__Request__
Exactly as written, quote every line that follows, skipping the images.

__Given data__
════════

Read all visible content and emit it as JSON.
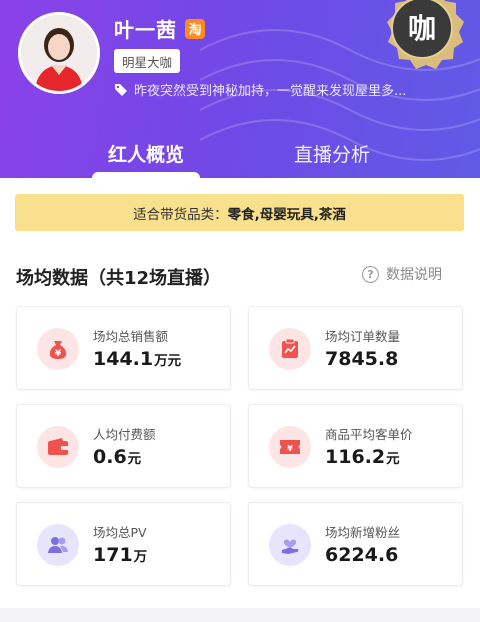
{
  "profile": {
    "name": "叶一茜",
    "platform_badge": "淘",
    "level_tag": "明星大咖",
    "bio": "昨夜突然受到神秘加持，一觉醒来发现屋里多...",
    "medal_text": "咖"
  },
  "tabs": [
    {
      "label": "红人概览",
      "active": true
    },
    {
      "label": "直播分析",
      "active": false
    }
  ],
  "category": {
    "prefix": "适合带货品类：",
    "value": "零食,母婴玩具,茶酒"
  },
  "section": {
    "title": "场均数据（共12场直播）",
    "help_label": "数据说明",
    "help_icon": "?"
  },
  "stats": [
    {
      "label": "场均总销售额",
      "value": "144.1",
      "unit": "万元",
      "icon": "money-bag-icon"
    },
    {
      "label": "场均订单数量",
      "value": "7845.8",
      "unit": "",
      "icon": "order-chart-icon"
    },
    {
      "label": "人均付费额",
      "value": "0.6",
      "unit": "元",
      "icon": "wallet-icon"
    },
    {
      "label": "商品平均客单价",
      "value": "116.2",
      "unit": "元",
      "icon": "ticket-icon"
    },
    {
      "label": "场均总PV",
      "value": "171",
      "unit": "万",
      "icon": "users-icon"
    },
    {
      "label": "场均新增粉丝",
      "value": "6224.6",
      "unit": "",
      "icon": "heart-hand-icon"
    }
  ],
  "colors": {
    "header_start": "#8a42e8",
    "header_end": "#5f5be6",
    "banner": "#f8e08c",
    "icon_red": "#ef5350",
    "icon_purple": "#7d6fe0",
    "medal_gold": "#c9a45c"
  }
}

════════

__Result below__
Read all visible content and emit it as JSON.
{
  "profile": {
    "name": "叶一茜",
    "platform_badge": "淘",
    "level_tag": "明星大咖",
    "bio": "昨夜突然受到神秘加持，一觉醒来发现屋里多...",
    "medal_text": "咖"
  },
  "tabs": [
    {
      "label": "红人概览",
      "active": true
    },
    {
      "label": "直播分析",
      "active": false
    }
  ],
  "category": {
    "prefix": "适合带货品类：",
    "value": "零食,母婴玩具,茶酒"
  },
  "section": {
    "title": "场均数据（共12场直播）",
    "help_label": "数据说明",
    "help_icon": "?"
  },
  "stats": [
    {
      "label": "场均总销售额",
      "value": "144.1",
      "unit": "万元",
      "icon": "money-bag-icon"
    },
    {
      "label": "场均订单数量",
      "value": "7845.8",
      "unit": "",
      "icon": "order-chart-icon"
    },
    {
      "label": "人均付费额",
      "value": "0.6",
      "unit": "元",
      "icon": "wallet-icon"
    },
    {
      "label": "商品平均客单价",
      "value": "116.2",
      "unit": "元",
      "icon": "ticket-icon"
    },
    {
      "label": "场均总PV",
      "value": "171",
      "unit": "万",
      "icon": "users-icon"
    },
    {
      "label": "场均新增粉丝",
      "value": "6224.6",
      "unit": "",
      "icon": "heart-hand-icon"
    }
  ],
  "colors": {
    "header_start": "#8a42e8",
    "header_end": "#5f5be6",
    "banner": "#f8e08c",
    "icon_red": "#ef5350",
    "icon_purple": "#7d6fe0",
    "medal_gold": "#c9a45c"
  }
}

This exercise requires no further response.